What the task asks: Using the records below, give the number of lines where the word "Estimated" appears, with no further output.

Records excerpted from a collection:
----------
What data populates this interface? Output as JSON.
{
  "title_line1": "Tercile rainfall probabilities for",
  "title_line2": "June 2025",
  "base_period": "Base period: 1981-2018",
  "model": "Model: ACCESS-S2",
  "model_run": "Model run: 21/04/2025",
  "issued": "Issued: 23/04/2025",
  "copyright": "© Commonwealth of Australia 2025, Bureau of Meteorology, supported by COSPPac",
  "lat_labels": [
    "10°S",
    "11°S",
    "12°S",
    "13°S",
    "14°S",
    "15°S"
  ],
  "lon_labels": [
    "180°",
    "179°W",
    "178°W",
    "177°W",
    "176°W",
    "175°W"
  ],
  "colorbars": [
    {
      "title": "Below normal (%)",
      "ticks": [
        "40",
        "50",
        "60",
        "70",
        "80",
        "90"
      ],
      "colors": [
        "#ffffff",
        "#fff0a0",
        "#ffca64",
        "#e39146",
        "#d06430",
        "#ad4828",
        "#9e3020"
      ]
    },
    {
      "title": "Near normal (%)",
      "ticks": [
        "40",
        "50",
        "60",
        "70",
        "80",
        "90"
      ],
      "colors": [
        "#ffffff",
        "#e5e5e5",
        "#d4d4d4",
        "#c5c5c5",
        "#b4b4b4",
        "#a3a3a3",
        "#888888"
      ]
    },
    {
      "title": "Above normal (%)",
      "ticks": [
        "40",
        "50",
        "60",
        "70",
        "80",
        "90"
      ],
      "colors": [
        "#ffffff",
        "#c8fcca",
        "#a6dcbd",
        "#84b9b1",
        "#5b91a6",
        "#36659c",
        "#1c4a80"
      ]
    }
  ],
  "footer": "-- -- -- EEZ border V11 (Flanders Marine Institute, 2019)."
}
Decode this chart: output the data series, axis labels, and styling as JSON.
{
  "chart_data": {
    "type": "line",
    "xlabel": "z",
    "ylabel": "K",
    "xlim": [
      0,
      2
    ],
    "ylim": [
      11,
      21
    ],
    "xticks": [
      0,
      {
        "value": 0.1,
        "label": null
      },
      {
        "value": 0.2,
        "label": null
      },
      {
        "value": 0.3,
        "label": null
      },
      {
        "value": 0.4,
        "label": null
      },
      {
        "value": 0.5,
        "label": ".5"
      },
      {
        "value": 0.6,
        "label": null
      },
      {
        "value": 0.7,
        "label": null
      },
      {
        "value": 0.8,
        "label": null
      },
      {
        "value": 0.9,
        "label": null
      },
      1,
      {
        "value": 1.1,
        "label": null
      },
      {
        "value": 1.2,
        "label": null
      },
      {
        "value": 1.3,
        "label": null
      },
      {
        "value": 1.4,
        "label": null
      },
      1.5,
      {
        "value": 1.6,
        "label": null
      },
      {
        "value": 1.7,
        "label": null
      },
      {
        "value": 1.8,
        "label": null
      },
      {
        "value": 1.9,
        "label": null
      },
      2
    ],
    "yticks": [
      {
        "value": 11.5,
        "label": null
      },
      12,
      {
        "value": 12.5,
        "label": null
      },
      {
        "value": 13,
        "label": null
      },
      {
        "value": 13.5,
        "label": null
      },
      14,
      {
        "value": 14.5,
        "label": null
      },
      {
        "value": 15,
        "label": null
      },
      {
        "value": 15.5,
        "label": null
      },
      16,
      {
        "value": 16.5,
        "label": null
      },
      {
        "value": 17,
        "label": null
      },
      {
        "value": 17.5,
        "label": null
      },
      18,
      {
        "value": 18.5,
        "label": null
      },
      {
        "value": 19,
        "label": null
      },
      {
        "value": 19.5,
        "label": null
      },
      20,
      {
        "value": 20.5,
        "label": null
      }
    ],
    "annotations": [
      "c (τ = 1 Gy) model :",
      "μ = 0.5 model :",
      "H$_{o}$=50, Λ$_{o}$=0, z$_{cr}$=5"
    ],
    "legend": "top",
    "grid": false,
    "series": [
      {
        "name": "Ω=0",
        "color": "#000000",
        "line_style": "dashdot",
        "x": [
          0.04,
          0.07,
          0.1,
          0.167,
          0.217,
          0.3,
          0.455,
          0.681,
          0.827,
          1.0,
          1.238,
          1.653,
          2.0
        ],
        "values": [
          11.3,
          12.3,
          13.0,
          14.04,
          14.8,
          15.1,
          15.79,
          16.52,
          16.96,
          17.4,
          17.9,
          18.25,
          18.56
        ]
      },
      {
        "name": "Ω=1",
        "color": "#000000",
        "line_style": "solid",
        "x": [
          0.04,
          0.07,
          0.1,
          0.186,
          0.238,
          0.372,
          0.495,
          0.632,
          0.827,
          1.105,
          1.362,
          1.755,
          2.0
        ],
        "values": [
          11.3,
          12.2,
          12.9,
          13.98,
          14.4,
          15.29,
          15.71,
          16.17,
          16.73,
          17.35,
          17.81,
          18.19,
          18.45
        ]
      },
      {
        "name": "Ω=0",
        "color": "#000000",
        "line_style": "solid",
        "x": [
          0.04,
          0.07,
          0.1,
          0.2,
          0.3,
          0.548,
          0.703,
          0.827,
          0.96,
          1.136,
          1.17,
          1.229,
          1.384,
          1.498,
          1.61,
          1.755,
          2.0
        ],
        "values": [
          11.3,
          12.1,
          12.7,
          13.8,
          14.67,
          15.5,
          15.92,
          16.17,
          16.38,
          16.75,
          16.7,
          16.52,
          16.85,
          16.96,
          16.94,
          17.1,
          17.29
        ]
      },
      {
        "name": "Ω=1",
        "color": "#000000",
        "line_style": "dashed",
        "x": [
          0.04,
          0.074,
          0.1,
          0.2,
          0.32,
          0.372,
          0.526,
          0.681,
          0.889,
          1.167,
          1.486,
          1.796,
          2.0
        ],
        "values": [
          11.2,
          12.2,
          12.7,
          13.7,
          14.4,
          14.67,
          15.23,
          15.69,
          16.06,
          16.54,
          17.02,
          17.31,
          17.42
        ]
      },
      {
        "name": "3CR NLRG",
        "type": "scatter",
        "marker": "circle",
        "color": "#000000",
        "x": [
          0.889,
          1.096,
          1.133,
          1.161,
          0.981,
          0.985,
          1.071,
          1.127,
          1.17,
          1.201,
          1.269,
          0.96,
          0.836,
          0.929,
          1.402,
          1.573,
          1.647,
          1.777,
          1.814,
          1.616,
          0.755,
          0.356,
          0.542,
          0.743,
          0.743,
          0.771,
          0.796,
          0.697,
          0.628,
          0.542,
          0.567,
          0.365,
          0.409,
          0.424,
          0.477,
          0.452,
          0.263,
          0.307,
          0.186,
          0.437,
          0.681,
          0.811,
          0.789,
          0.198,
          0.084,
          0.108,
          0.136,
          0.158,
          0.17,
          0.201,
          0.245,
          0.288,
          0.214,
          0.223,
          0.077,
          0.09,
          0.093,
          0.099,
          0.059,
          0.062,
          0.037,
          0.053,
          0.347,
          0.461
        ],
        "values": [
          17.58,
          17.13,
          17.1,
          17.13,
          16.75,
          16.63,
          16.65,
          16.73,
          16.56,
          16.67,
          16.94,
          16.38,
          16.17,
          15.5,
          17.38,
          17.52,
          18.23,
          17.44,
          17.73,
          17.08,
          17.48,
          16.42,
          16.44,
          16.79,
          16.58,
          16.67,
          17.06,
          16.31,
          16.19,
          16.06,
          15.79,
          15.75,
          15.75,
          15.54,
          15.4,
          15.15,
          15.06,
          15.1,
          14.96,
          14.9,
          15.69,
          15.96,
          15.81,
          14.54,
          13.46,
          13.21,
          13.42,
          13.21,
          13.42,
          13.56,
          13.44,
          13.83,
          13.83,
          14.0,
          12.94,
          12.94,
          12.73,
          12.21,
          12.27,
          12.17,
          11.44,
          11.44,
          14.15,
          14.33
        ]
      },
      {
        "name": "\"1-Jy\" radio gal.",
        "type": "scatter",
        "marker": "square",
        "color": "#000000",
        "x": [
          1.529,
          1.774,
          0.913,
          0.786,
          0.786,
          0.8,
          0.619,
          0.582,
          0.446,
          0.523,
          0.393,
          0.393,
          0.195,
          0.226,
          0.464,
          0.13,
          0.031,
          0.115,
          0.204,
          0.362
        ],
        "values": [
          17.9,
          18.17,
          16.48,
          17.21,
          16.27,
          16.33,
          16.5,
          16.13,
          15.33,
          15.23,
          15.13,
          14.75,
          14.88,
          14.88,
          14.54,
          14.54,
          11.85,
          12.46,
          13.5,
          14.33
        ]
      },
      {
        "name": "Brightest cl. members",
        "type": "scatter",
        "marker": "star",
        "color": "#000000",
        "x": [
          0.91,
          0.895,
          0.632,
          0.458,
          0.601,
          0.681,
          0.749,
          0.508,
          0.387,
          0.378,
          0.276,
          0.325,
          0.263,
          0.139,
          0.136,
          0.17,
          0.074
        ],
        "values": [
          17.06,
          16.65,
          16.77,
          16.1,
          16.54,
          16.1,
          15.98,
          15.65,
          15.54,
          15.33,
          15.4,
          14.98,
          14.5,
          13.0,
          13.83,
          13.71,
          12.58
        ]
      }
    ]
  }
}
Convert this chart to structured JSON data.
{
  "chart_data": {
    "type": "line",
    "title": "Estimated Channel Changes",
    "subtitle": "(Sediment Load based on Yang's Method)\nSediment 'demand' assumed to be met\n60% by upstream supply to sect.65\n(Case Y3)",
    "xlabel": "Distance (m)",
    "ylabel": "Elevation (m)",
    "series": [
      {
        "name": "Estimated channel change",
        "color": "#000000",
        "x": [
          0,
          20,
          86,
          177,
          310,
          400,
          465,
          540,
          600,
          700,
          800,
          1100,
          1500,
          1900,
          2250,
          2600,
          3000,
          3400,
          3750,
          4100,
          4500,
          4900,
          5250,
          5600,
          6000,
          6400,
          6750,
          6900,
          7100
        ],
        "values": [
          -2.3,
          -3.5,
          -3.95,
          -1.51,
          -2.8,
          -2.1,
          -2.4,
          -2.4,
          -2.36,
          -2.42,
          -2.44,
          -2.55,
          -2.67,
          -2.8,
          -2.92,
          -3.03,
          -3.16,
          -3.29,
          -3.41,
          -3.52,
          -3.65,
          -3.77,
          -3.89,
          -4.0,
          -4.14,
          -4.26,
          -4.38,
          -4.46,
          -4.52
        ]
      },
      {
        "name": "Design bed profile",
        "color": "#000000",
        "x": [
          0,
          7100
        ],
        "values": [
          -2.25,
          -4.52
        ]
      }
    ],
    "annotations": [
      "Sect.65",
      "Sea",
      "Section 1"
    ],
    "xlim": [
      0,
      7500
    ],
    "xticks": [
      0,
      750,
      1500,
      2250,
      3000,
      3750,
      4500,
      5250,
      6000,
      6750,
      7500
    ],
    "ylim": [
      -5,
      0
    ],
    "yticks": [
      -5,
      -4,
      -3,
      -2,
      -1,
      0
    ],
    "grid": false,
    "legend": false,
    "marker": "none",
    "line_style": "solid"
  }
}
----------
Written answer: 2